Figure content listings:
***

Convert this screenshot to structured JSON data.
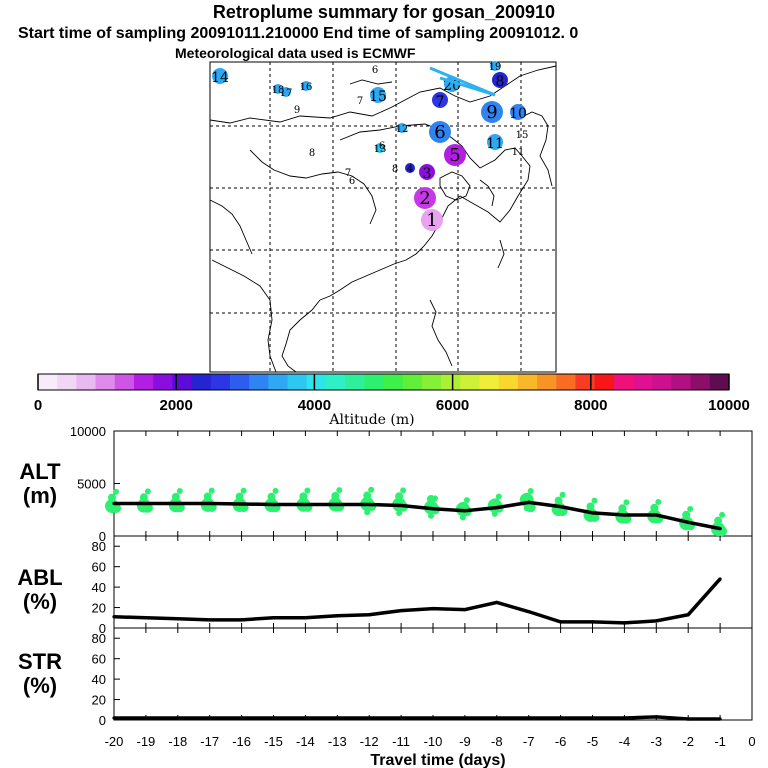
{
  "header": {
    "title": "Retroplume summary for gosan_200910",
    "line2": "Start time of sampling 20091011.210000      End time of sampling 20091012.      0",
    "line3": "Meteorological data used is ECMWF"
  },
  "colorbar": {
    "axis_label": "Altitude  (m)",
    "tick_labels": [
      "0",
      "2000",
      "4000",
      "6000",
      "8000",
      "10000"
    ],
    "tick_values": [
      0,
      2000,
      4000,
      6000,
      8000,
      10000
    ],
    "colors": [
      "#f8ecfa",
      "#f2d6f6",
      "#e9b9f1",
      "#e08aeb",
      "#cf55e6",
      "#b31fe2",
      "#8a0fde",
      "#5d0bd8",
      "#2424d0",
      "#2d36e4",
      "#2e5cec",
      "#2f84f2",
      "#2ea8f2",
      "#2dc8ef",
      "#2ee6ea",
      "#2ef0c4",
      "#2ef09a",
      "#2ef070",
      "#3ef04a",
      "#60f03a",
      "#86f036",
      "#acf036",
      "#d0f038",
      "#f0ee36",
      "#f8d82e",
      "#f8b82a",
      "#f89426",
      "#f86c24",
      "#f83c24",
      "#f81616",
      "#f0107c",
      "#e01090",
      "#cc1090",
      "#b01080",
      "#8a0e6a",
      "#600c50"
    ]
  },
  "map": {
    "markers": [
      {
        "label": "1",
        "color": "#e8a2ef",
        "size": "large"
      },
      {
        "label": "2",
        "color": "#c63ae6",
        "size": "large"
      },
      {
        "label": "3",
        "color": "#8a0fde",
        "size": "medium"
      },
      {
        "label": "4",
        "color": "#2424d0",
        "size": "small"
      },
      {
        "label": "5",
        "color": "#b31fe2",
        "size": "large"
      },
      {
        "label": "6",
        "color": "#2f84f2",
        "size": "large"
      },
      {
        "label": "7",
        "color": "#2d36e4",
        "size": "medium"
      },
      {
        "label": "8",
        "color": "#2424d0",
        "size": "medium"
      },
      {
        "label": "9",
        "color": "#2f84f2",
        "size": "large"
      },
      {
        "label": "10",
        "color": "#2f84f2",
        "size": "medium"
      },
      {
        "label": "11",
        "color": "#2ea8f2",
        "size": "medium"
      },
      {
        "label": "12",
        "color": "#2ea8f2",
        "size": "small"
      },
      {
        "label": "13",
        "color": "#2dc8ef",
        "size": "small"
      },
      {
        "label": "14",
        "color": "#2ea8f2",
        "size": "medium"
      },
      {
        "label": "15",
        "color": "#2ea8f2",
        "size": "medium"
      },
      {
        "label": "16",
        "color": "#2ea8f2",
        "size": "small"
      },
      {
        "label": "17",
        "color": "#2ea8f2",
        "size": "small"
      },
      {
        "label": "18",
        "color": "#2ea8f2",
        "size": "small"
      },
      {
        "label": "19",
        "color": "#2ea8f2",
        "size": "small"
      },
      {
        "label": "20",
        "color": "#2ea8f2",
        "size": "medium"
      }
    ]
  },
  "panels": {
    "alt": {
      "label_top": "ALT",
      "label_bottom": "(m)"
    },
    "abl": {
      "label_top": "ABL",
      "label_bottom": "(%)"
    },
    "str": {
      "label_top": "STR",
      "label_bottom": "(%)"
    },
    "xlabel": "Travel time (days)"
  },
  "chart_data": [
    {
      "type": "line",
      "title": "ALT (m)",
      "xlabel": "Travel time (days)",
      "ylabel": "ALT (m)",
      "xlim": [
        -20,
        0
      ],
      "ylim": [
        0,
        10000
      ],
      "y_ticks": [
        0,
        5000,
        10000
      ],
      "x": [
        -20,
        -19,
        -18,
        -17,
        -16,
        -15,
        -14,
        -13,
        -12,
        -11,
        -10,
        -9,
        -8,
        -7,
        -6,
        -5,
        -4,
        -3,
        -2,
        -1
      ],
      "values": [
        3100,
        3100,
        3100,
        3100,
        3050,
        3000,
        3000,
        3000,
        3000,
        2900,
        2600,
        2400,
        2700,
        3200,
        2800,
        2200,
        2000,
        2000,
        1300,
        700
      ],
      "scatter_color": "#2ef070"
    },
    {
      "type": "line",
      "title": "ABL (%)",
      "xlabel": "Travel time (days)",
      "ylabel": "ABL (%)",
      "xlim": [
        -20,
        0
      ],
      "ylim": [
        0,
        90
      ],
      "y_ticks": [
        0,
        20,
        40,
        60,
        80
      ],
      "x": [
        -20,
        -19,
        -18,
        -17,
        -16,
        -15,
        -14,
        -13,
        -12,
        -11,
        -10,
        -9,
        -8,
        -7,
        -6,
        -5,
        -4,
        -3,
        -2,
        -1
      ],
      "values": [
        11,
        10,
        9,
        8,
        8,
        10,
        10,
        12,
        13,
        17,
        19,
        18,
        25,
        16,
        6,
        6,
        5,
        7,
        13,
        48
      ]
    },
    {
      "type": "line",
      "title": "STR (%)",
      "xlabel": "Travel time (days)",
      "ylabel": "STR (%)",
      "xlim": [
        -20,
        0
      ],
      "ylim": [
        0,
        90
      ],
      "y_ticks": [
        0,
        20,
        40,
        60,
        80
      ],
      "x": [
        -20,
        -19,
        -18,
        -17,
        -16,
        -15,
        -14,
        -13,
        -12,
        -11,
        -10,
        -9,
        -8,
        -7,
        -6,
        -5,
        -4,
        -3,
        -2,
        -1
      ],
      "values": [
        2,
        2,
        2,
        2,
        2,
        2,
        2,
        2,
        2,
        2,
        2,
        2,
        2,
        2,
        2,
        2,
        2,
        3,
        1,
        1
      ]
    }
  ],
  "x_tick_labels": [
    "-20",
    "-19",
    "-18",
    "-17",
    "-16",
    "-15",
    "-14",
    "-13",
    "-12",
    "-11",
    "-10",
    "-9",
    "-8",
    "-7",
    "-6",
    "-5",
    "-4",
    "-3",
    "-2",
    "-1",
    "0"
  ]
}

***

DIRECTIVE -
Copy the records word for word, leaving no picture in the copy.

RESPONSE -
Convert this screenshot to structured JSON data.
{
  "header": {
    "title": "Retroplume summary for gosan_200910",
    "line2": "Start time of sampling 20091011.210000      End time of sampling 20091012.      0",
    "line3": "Meteorological data used is ECMWF"
  },
  "colorbar": {
    "axis_label": "Altitude  (m)",
    "tick_labels": [
      "0",
      "2000",
      "4000",
      "6000",
      "8000",
      "10000"
    ],
    "tick_values": [
      0,
      2000,
      4000,
      6000,
      8000,
      10000
    ],
    "colors": [
      "#f8ecfa",
      "#f2d6f6",
      "#e9b9f1",
      "#e08aeb",
      "#cf55e6",
      "#b31fe2",
      "#8a0fde",
      "#5d0bd8",
      "#2424d0",
      "#2d36e4",
      "#2e5cec",
      "#2f84f2",
      "#2ea8f2",
      "#2dc8ef",
      "#2ee6ea",
      "#2ef0c4",
      "#2ef09a",
      "#2ef070",
      "#3ef04a",
      "#60f03a",
      "#86f036",
      "#acf036",
      "#d0f038",
      "#f0ee36",
      "#f8d82e",
      "#f8b82a",
      "#f89426",
      "#f86c24",
      "#f83c24",
      "#f81616",
      "#f0107c",
      "#e01090",
      "#cc1090",
      "#b01080",
      "#8a0e6a",
      "#600c50"
    ]
  },
  "map": {
    "markers": [
      {
        "label": "1",
        "color": "#e8a2ef",
        "size": "large"
      },
      {
        "label": "2",
        "color": "#c63ae6",
        "size": "large"
      },
      {
        "label": "3",
        "color": "#8a0fde",
        "size": "medium"
      },
      {
        "label": "4",
        "color": "#2424d0",
        "size": "small"
      },
      {
        "label": "5",
        "color": "#b31fe2",
        "size": "large"
      },
      {
        "label": "6",
        "color": "#2f84f2",
        "size": "large"
      },
      {
        "label": "7",
        "color": "#2d36e4",
        "size": "medium"
      },
      {
        "label": "8",
        "color": "#2424d0",
        "size": "medium"
      },
      {
        "label": "9",
        "color": "#2f84f2",
        "size": "large"
      },
      {
        "label": "10",
        "color": "#2f84f2",
        "size": "medium"
      },
      {
        "label": "11",
        "color": "#2ea8f2",
        "size": "medium"
      },
      {
        "label": "12",
        "color": "#2ea8f2",
        "size": "small"
      },
      {
        "label": "13",
        "color": "#2dc8ef",
        "size": "small"
      },
      {
        "label": "14",
        "color": "#2ea8f2",
        "size": "medium"
      },
      {
        "label": "15",
        "color": "#2ea8f2",
        "size": "medium"
      },
      {
        "label": "16",
        "color": "#2ea8f2",
        "size": "small"
      },
      {
        "label": "17",
        "color": "#2ea8f2",
        "size": "small"
      },
      {
        "label": "18",
        "color": "#2ea8f2",
        "size": "small"
      },
      {
        "label": "19",
        "color": "#2ea8f2",
        "size": "small"
      },
      {
        "label": "20",
        "color": "#2ea8f2",
        "size": "medium"
      }
    ]
  },
  "panels": {
    "alt": {
      "label_top": "ALT",
      "label_bottom": "(m)"
    },
    "abl": {
      "label_top": "ABL",
      "label_bottom": "(%)"
    },
    "str": {
      "label_top": "STR",
      "label_bottom": "(%)"
    },
    "xlabel": "Travel time (days)"
  },
  "chart_data": [
    {
      "type": "line",
      "title": "ALT (m)",
      "xlabel": "Travel time (days)",
      "ylabel": "ALT (m)",
      "xlim": [
        -20,
        0
      ],
      "ylim": [
        0,
        10000
      ],
      "y_ticks": [
        0,
        5000,
        10000
      ],
      "x": [
        -20,
        -19,
        -18,
        -17,
        -16,
        -15,
        -14,
        -13,
        -12,
        -11,
        -10,
        -9,
        -8,
        -7,
        -6,
        -5,
        -4,
        -3,
        -2,
        -1
      ],
      "values": [
        3100,
        3100,
        3100,
        3100,
        3050,
        3000,
        3000,
        3000,
        3000,
        2900,
        2600,
        2400,
        2700,
        3200,
        2800,
        2200,
        2000,
        2000,
        1300,
        700
      ],
      "scatter_color": "#2ef070"
    },
    {
      "type": "line",
      "title": "ABL (%)",
      "xlabel": "Travel time (days)",
      "ylabel": "ABL (%)",
      "xlim": [
        -20,
        0
      ],
      "ylim": [
        0,
        90
      ],
      "y_ticks": [
        0,
        20,
        40,
        60,
        80
      ],
      "x": [
        -20,
        -19,
        -18,
        -17,
        -16,
        -15,
        -14,
        -13,
        -12,
        -11,
        -10,
        -9,
        -8,
        -7,
        -6,
        -5,
        -4,
        -3,
        -2,
        -1
      ],
      "values": [
        11,
        10,
        9,
        8,
        8,
        10,
        10,
        12,
        13,
        17,
        19,
        18,
        25,
        16,
        6,
        6,
        5,
        7,
        13,
        48
      ]
    },
    {
      "type": "line",
      "title": "STR (%)",
      "xlabel": "Travel time (days)",
      "ylabel": "STR (%)",
      "xlim": [
        -20,
        0
      ],
      "ylim": [
        0,
        90
      ],
      "y_ticks": [
        0,
        20,
        40,
        60,
        80
      ],
      "x": [
        -20,
        -19,
        -18,
        -17,
        -16,
        -15,
        -14,
        -13,
        -12,
        -11,
        -10,
        -9,
        -8,
        -7,
        -6,
        -5,
        -4,
        -3,
        -2,
        -1
      ],
      "values": [
        2,
        2,
        2,
        2,
        2,
        2,
        2,
        2,
        2,
        2,
        2,
        2,
        2,
        2,
        2,
        2,
        2,
        3,
        1,
        1
      ]
    }
  ],
  "x_tick_labels": [
    "-20",
    "-19",
    "-18",
    "-17",
    "-16",
    "-15",
    "-14",
    "-13",
    "-12",
    "-11",
    "-10",
    "-9",
    "-8",
    "-7",
    "-6",
    "-5",
    "-4",
    "-3",
    "-2",
    "-1",
    "0"
  ]
}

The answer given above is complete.